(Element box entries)

______

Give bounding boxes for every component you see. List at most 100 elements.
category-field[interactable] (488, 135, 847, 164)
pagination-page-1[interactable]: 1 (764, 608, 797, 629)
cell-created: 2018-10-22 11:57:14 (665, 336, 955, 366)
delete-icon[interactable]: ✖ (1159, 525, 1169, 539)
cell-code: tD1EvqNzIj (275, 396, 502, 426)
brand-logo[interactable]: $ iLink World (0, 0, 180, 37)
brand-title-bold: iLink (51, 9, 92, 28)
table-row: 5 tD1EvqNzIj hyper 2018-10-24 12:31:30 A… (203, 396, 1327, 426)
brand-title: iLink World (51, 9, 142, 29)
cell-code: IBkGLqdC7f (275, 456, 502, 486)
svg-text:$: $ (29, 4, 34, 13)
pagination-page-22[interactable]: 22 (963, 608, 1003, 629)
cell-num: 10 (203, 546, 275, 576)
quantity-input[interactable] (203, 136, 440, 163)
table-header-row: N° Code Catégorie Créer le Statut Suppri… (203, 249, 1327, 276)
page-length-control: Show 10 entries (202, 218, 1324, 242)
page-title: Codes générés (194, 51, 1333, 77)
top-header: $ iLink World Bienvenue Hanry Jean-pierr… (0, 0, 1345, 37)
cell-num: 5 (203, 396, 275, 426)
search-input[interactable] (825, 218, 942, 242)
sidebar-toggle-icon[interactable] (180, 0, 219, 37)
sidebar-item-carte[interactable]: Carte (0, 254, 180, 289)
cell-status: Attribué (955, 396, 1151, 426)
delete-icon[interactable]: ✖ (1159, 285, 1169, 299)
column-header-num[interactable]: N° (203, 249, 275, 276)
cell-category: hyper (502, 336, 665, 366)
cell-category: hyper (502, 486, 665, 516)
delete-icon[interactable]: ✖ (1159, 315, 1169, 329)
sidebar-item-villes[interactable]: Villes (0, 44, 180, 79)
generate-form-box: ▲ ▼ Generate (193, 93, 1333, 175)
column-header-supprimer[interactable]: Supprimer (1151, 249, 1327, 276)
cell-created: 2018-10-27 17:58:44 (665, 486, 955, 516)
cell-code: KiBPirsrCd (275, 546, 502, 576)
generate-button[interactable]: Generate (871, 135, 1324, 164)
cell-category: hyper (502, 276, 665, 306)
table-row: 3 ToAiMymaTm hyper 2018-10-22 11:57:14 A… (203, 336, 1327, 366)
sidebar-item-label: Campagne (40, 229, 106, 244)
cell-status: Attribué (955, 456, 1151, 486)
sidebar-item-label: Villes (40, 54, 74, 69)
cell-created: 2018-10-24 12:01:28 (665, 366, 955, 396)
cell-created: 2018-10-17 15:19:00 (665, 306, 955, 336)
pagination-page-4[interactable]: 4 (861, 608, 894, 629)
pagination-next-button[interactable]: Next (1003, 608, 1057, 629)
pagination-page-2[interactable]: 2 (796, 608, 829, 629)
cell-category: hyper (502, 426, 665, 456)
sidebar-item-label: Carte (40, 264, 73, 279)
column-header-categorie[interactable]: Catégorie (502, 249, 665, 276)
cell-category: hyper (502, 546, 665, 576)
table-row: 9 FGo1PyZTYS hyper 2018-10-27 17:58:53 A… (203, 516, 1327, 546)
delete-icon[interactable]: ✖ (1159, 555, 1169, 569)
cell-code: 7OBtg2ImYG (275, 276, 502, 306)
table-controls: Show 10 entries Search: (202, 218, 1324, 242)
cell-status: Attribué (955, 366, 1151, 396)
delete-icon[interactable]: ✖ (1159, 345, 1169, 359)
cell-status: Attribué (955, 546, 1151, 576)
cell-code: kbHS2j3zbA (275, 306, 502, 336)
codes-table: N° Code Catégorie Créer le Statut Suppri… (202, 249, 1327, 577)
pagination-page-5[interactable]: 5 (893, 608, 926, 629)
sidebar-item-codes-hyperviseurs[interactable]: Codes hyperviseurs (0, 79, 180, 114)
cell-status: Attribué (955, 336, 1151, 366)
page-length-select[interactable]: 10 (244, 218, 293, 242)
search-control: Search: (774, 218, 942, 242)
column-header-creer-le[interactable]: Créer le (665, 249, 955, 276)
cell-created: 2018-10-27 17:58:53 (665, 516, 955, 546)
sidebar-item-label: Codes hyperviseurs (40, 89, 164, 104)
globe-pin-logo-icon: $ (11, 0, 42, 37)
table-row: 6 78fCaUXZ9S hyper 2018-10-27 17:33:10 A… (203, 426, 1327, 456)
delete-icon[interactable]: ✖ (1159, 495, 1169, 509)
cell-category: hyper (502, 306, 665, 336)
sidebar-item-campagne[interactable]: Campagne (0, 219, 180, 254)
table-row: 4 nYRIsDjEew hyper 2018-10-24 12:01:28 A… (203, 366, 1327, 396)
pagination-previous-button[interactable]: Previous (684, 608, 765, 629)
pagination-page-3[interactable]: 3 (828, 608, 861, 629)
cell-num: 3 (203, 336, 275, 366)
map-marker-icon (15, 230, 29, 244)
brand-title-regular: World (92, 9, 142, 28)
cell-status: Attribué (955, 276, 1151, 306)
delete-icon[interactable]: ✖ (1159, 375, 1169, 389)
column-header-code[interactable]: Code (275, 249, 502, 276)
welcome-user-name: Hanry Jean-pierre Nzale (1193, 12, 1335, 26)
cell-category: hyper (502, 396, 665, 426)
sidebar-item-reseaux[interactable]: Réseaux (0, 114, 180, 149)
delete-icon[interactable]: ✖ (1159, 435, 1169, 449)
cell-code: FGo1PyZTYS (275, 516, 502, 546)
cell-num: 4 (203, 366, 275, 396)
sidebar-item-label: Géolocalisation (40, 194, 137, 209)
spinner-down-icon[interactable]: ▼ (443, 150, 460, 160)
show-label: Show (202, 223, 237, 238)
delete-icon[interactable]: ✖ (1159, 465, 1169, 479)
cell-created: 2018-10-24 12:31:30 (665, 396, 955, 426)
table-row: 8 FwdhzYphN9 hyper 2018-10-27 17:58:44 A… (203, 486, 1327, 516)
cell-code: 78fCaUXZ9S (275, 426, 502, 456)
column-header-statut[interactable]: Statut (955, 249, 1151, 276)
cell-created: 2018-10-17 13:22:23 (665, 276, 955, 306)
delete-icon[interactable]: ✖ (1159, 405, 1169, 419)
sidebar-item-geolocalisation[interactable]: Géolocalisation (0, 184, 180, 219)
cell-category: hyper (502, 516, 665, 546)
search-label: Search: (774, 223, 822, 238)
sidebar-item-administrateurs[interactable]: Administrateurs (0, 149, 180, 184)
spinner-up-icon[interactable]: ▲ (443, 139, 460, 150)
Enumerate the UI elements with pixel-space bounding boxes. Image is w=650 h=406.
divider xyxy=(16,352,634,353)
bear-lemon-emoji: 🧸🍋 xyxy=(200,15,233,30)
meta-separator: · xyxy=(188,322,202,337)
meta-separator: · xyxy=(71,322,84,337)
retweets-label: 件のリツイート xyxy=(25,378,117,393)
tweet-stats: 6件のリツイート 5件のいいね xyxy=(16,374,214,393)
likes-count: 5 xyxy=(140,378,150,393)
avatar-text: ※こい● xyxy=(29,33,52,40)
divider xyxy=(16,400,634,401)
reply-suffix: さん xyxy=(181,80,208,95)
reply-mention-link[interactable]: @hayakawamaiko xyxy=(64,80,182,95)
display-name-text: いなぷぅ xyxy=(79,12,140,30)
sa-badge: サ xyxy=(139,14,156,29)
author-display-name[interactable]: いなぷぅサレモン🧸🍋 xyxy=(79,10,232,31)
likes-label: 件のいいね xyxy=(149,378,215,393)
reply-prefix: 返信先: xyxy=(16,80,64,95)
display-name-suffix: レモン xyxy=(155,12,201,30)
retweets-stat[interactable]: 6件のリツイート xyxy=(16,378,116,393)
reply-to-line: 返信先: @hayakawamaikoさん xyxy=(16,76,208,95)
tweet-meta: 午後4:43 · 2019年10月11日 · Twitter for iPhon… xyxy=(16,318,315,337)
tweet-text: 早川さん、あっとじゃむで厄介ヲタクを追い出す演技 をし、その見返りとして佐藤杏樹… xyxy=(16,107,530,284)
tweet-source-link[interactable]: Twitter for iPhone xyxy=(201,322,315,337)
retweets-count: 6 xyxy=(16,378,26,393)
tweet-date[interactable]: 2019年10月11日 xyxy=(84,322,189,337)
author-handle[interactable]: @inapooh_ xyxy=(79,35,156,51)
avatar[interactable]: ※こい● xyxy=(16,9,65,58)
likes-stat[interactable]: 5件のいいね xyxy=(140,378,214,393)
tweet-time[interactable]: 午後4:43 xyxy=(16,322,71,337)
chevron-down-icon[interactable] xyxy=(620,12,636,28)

______

▶ **What to do**: Turn the stretch of entries from the first line through the line containing "cell-created: 2018-10-17 15:19:00" into a numbered list, leaving out any blank lines.

▶ **Solution to this exercise**:
1. Give bounding boxes for every component you see. List at most 100 elements.
2. category-field[interactable] (488, 135, 847, 164)
3. pagination-page-1[interactable]: 1 (764, 608, 797, 629)
4. cell-created: 2018-10-22 11:57:14 (665, 336, 955, 366)
5. delete-icon[interactable]: ✖ (1159, 525, 1169, 539)
6. cell-code: tD1EvqNzIj (275, 396, 502, 426)
7. brand-logo[interactable]: $ iLink World (0, 0, 180, 37)
8. brand-title-bold: iLink (51, 9, 92, 28)
9. table-row: 5 tD1EvqNzIj hyper 2018-10-24 12:31:30 A… (203, 396, 1327, 426)
10. brand-title: iLink World (51, 9, 142, 29)
11. cell-code: IBkGLqdC7f (275, 456, 502, 486)
12. svg-text:$: $ (29, 4, 34, 13)
13. pagination-page-22[interactable]: 22 (963, 608, 1003, 629)
14. cell-num: 10 (203, 546, 275, 576)
15. quantity-input[interactable] (203, 136, 440, 163)
16. table-header-row: N° Code Catégorie Créer le Statut Suppri… (203, 249, 1327, 276)
17. page-length-control: Show 10 entries (202, 218, 1324, 242)
18. page-title: Codes générés (194, 51, 1333, 77)
19. top-header: $ iLink World Bienvenue Hanry Jean-pierr… (0, 0, 1345, 37)
20. cell-num: 5 (203, 396, 275, 426)
21. search-input[interactable] (825, 218, 942, 242)
22. sidebar-toggle-icon[interactable] (180, 0, 219, 37)
23. sidebar-item-carte[interactable]: Carte (0, 254, 180, 289)
24. cell-status: Attribué (955, 396, 1151, 426)
25. delete-icon[interactable]: ✖ (1159, 285, 1169, 299)
26. column-header-num[interactable]: N° (203, 249, 275, 276)
27. cell-category: hyper (502, 336, 665, 366)
28. cell-category: hyper (502, 486, 665, 516)
29. delete-icon[interactable]: ✖ (1159, 315, 1169, 329)
30. sidebar-item-villes[interactable]: Villes (0, 44, 180, 79)
31. generate-form-box: ▲ ▼ Generate (193, 93, 1333, 175)
32. column-header-supprimer[interactable]: Supprimer (1151, 249, 1327, 276)
33. cell-created: 2018-10-27 17:58:44 (665, 486, 955, 516)
34. cell-code: KiBPirsrCd (275, 546, 502, 576)
35. generate-button[interactable]: Generate (871, 135, 1324, 164)
36. cell-category: hyper (502, 276, 665, 306)
37. table-row: 3 ToAiMymaTm hyper 2018-10-22 11:57:14 A… (203, 336, 1327, 366)
38. sidebar-item-label: Campagne (40, 229, 106, 244)
39. cell-status: Attribué (955, 456, 1151, 486)
40. sidebar-item-label: Villes (40, 54, 74, 69)
41. cell-created: 2018-10-24 12:01:28 (665, 366, 955, 396)
42. cell-created: 2018-10-17 15:19:00 (665, 306, 955, 336)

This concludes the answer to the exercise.